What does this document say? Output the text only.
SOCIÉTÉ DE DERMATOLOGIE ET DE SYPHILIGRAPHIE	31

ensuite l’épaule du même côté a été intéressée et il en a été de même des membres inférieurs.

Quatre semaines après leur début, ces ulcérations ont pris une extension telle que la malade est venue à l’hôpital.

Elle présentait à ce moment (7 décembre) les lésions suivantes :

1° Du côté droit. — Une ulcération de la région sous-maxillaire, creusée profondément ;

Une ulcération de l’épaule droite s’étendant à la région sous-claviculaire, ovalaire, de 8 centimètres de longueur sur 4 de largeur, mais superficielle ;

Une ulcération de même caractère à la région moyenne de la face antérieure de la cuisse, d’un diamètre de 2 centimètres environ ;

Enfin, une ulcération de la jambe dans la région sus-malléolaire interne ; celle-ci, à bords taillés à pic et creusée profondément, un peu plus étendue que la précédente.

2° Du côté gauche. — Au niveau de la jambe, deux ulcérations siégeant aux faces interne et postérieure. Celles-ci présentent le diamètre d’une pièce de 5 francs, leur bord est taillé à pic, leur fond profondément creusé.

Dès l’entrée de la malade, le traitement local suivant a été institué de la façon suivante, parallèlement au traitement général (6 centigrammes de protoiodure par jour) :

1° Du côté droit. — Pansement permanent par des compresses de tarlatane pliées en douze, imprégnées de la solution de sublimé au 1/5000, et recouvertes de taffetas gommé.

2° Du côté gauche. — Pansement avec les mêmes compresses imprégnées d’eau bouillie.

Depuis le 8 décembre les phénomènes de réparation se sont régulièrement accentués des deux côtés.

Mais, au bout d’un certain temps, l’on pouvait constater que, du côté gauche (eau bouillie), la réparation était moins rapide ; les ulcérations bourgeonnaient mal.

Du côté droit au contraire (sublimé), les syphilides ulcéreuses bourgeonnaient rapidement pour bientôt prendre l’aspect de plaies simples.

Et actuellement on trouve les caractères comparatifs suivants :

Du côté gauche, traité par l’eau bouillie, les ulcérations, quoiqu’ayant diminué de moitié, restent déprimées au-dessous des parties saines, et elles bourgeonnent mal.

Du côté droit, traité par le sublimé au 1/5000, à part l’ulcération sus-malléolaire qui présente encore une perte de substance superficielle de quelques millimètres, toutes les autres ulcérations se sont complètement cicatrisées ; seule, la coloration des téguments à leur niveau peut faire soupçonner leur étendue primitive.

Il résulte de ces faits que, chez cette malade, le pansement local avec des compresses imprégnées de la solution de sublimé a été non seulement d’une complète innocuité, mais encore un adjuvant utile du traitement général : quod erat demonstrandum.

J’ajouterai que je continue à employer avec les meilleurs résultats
- - -
Output all of the data again. Match it exactly.

Solution to the exercise:
What does this document say? Output the text only.
SOCIÉTÉ DE DERMATOLOGIE ET DE SYPHILIGRAPHIE	31

ensuite l’épaule du même côté a été intéressée et il en a été de même des membres inférieurs.

Quatre semaines après leur début, ces ulcérations ont pris une extension telle que la malade est venue à l’hôpital.

Elle présentait à ce moment (7 décembre) les lésions suivantes :

1° Du côté droit. — Une ulcération de la région sous-maxillaire, creusée profondément ;

Une ulcération de l’épaule droite s’étendant à la région sous-claviculaire, ovalaire, de 8 centimètres de longueur sur 4 de largeur, mais superficielle ;

Une ulcération de même caractère à la région moyenne de la face antérieure de la cuisse, d’un diamètre de 2 centimètres environ ;

Enfin, une ulcération de la jambe dans la région sus-malléolaire interne ; celle-ci, à bords taillés à pic et creusée profondément, un peu plus étendue que la précédente.

2° Du côté gauche. — Au niveau de la jambe, deux ulcérations siégeant aux faces interne et postérieure. Celles-ci présentent le diamètre d’une pièce de 5 francs, leur bord est taillé à pic, leur fond profondément creusé.

Dès l’entrée de la malade, le traitement local suivant a été institué de la façon suivante, parallèlement au traitement général (6 centigrammes de protoiodure par jour) :

1° Du côté droit. — Pansement permanent par des compresses de tarlatane pliées en douze, imprégnées de la solution de sublimé au 1/5000, et recouvertes de taffetas gommé.

2° Du côté gauche. — Pansement avec les mêmes compresses imprégnées d’eau bouillie.

Depuis le 8 décembre les phénomènes de réparation se sont régulièrement accentués des deux côtés.

Mais, au bout d’un certain temps, l’on pouvait constater que, du côté gauche (eau bouillie), la réparation était moins rapide ; les ulcérations bourgeonnaient mal.

Du côté droit au contraire (sublimé), les syphilides ulcéreuses bourgeonnaient rapidement pour bientôt prendre l’aspect de plaies simples.

Et actuellement on trouve les caractères comparatifs suivants :

Du côté gauche, traité par l’eau bouillie, les ulcérations, quoiqu’ayant diminué de moitié, restent déprimées au-dessous des parties saines, et elles bourgeonnent mal.

Du côté droit, traité par le sublimé au 1/5000, à part l’ulcération sus-malléolaire qui présente encore une perte de substance superficielle de quelques millimètres, toutes les autres ulcérations se sont complètement cicatrisées ; seule, la coloration des téguments à leur niveau peut faire soupçonner leur étendue primitive.

Il résulte de ces faits que, chez cette malade, le pansement local avec des compresses imprégnées de la solution de sublimé a été non seulement d’une complète innocuité, mais encore un adjuvant utile du traitement général : quod erat demonstrandum.

J’ajouterai que je continue à employer avec les meilleurs résultats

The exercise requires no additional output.